Request: Leaving out the pictures, please retype each record exactly.

Stored data:
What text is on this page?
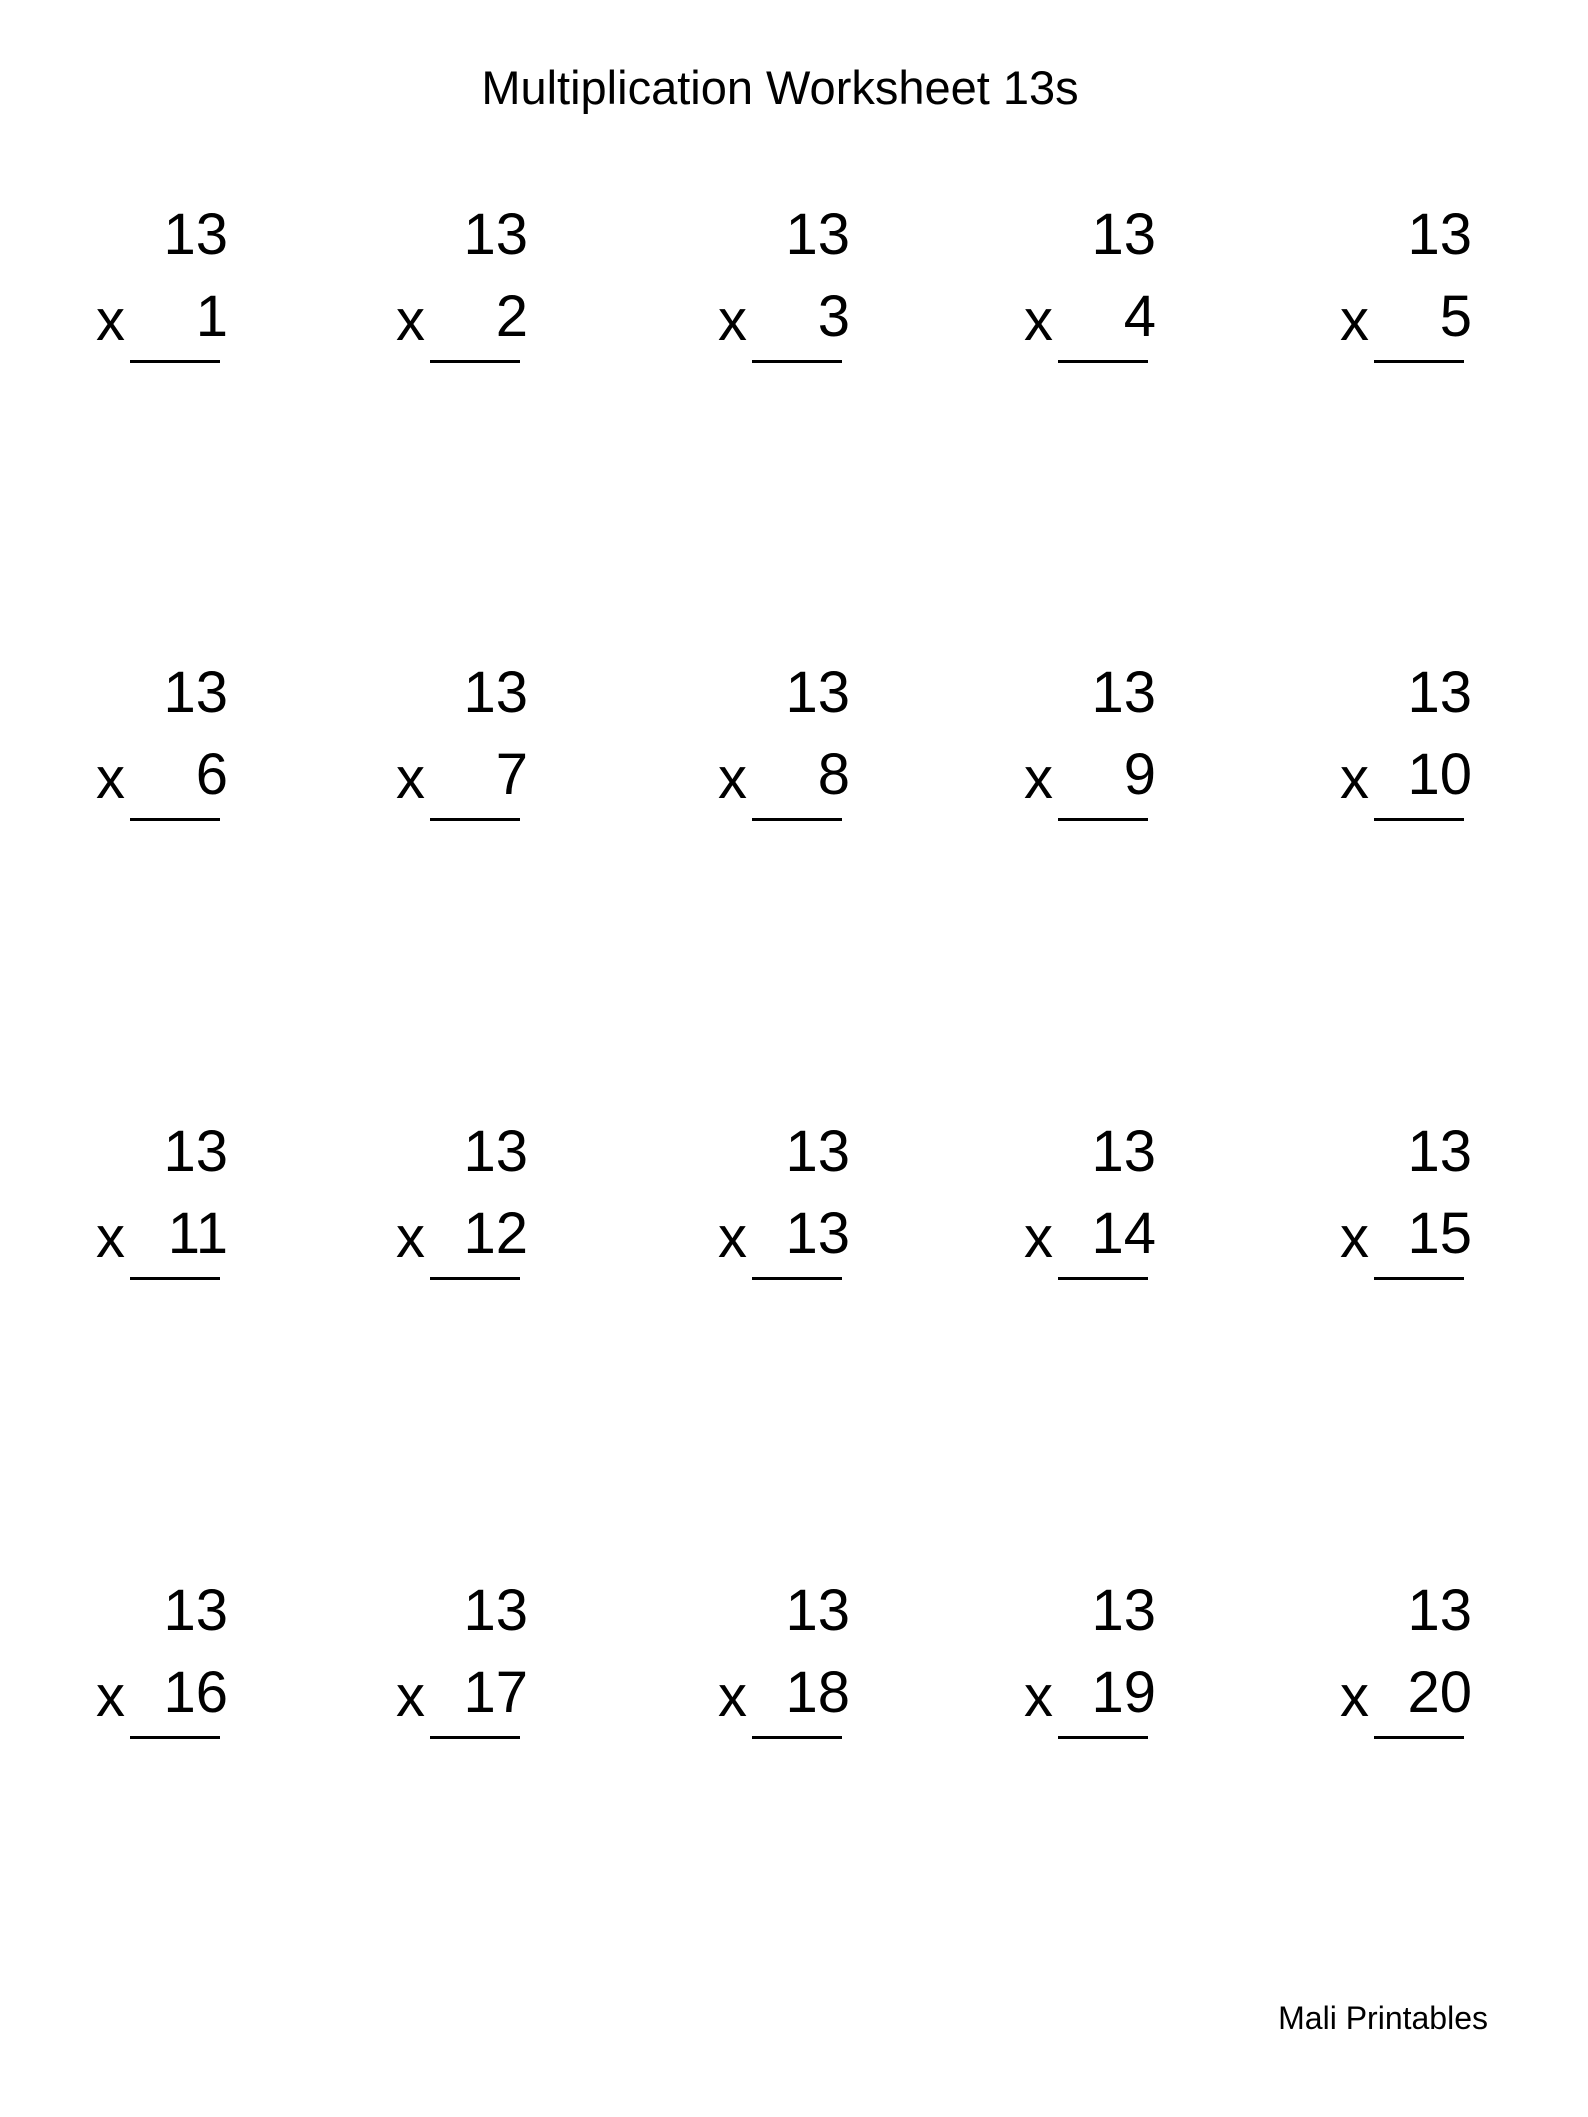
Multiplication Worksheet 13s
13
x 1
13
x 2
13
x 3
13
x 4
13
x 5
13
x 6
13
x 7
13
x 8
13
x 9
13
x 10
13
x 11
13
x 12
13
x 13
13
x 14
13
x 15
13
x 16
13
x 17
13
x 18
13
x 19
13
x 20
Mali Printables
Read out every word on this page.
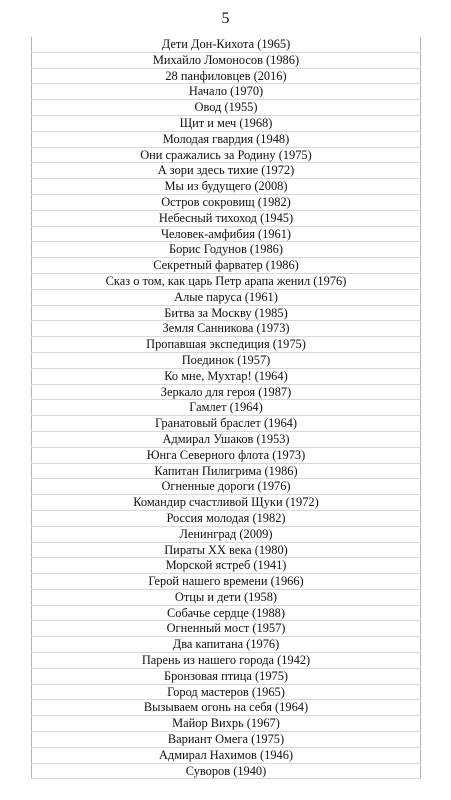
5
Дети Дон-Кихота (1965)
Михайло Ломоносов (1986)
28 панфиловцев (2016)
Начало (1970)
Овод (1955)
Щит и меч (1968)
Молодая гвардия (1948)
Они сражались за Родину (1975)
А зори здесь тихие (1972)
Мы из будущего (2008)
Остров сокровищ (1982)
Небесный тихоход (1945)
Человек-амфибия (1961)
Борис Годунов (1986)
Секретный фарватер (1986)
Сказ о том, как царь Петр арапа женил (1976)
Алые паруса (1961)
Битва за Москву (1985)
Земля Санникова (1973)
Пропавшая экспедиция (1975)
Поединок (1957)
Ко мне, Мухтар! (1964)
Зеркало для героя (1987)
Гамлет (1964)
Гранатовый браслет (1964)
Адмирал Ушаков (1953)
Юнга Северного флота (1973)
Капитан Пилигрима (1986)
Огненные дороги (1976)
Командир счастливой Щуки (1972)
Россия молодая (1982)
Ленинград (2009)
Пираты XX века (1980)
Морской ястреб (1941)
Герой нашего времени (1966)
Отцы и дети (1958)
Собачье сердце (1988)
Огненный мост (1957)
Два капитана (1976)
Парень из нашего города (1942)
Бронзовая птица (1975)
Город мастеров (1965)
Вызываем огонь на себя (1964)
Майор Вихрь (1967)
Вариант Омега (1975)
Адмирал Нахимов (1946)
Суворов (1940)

Output:
What text is on this page?
Multiplication Worksheet 13s
13
x 1
13
x 2
13
x 3
13
x 4
13
x 5
13
x 6
13
x 7
13
x 8
13
x 9
13
x 10
13
x 11
13
x 12
13
x 13
13
x 14
13
x 15
13
x 16
13
x 17
13
x 18
13
x 19
13
x 20
Mali Printables
Read out every word on this page.
5
Дети Дон-Кихота (1965)
Михайло Ломоносов (1986)
28 панфиловцев (2016)
Начало (1970)
Овод (1955)
Щит и меч (1968)
Молодая гвардия (1948)
Они сражались за Родину (1975)
А зори здесь тихие (1972)
Мы из будущего (2008)
Остров сокровищ (1982)
Небесный тихоход (1945)
Человек-амфибия (1961)
Борис Годунов (1986)
Секретный фарватер (1986)
Сказ о том, как царь Петр арапа женил (1976)
Алые паруса (1961)
Битва за Москву (1985)
Земля Санникова (1973)
Пропавшая экспедиция (1975)
Поединок (1957)
Ко мне, Мухтар! (1964)
Зеркало для героя (1987)
Гамлет (1964)
Гранатовый браслет (1964)
Адмирал Ушаков (1953)
Юнга Северного флота (1973)
Капитан Пилигрима (1986)
Огненные дороги (1976)
Командир счастливой Щуки (1972)
Россия молодая (1982)
Ленинград (2009)
Пираты XX века (1980)
Морской ястреб (1941)
Герой нашего времени (1966)
Отцы и дети (1958)
Собачье сердце (1988)
Огненный мост (1957)
Два капитана (1976)
Парень из нашего города (1942)
Бронзовая птица (1975)
Город мастеров (1965)
Вызываем огонь на себя (1964)
Майор Вихрь (1967)
Вариант Омега (1975)
Адмирал Нахимов (1946)
Суворов (1940)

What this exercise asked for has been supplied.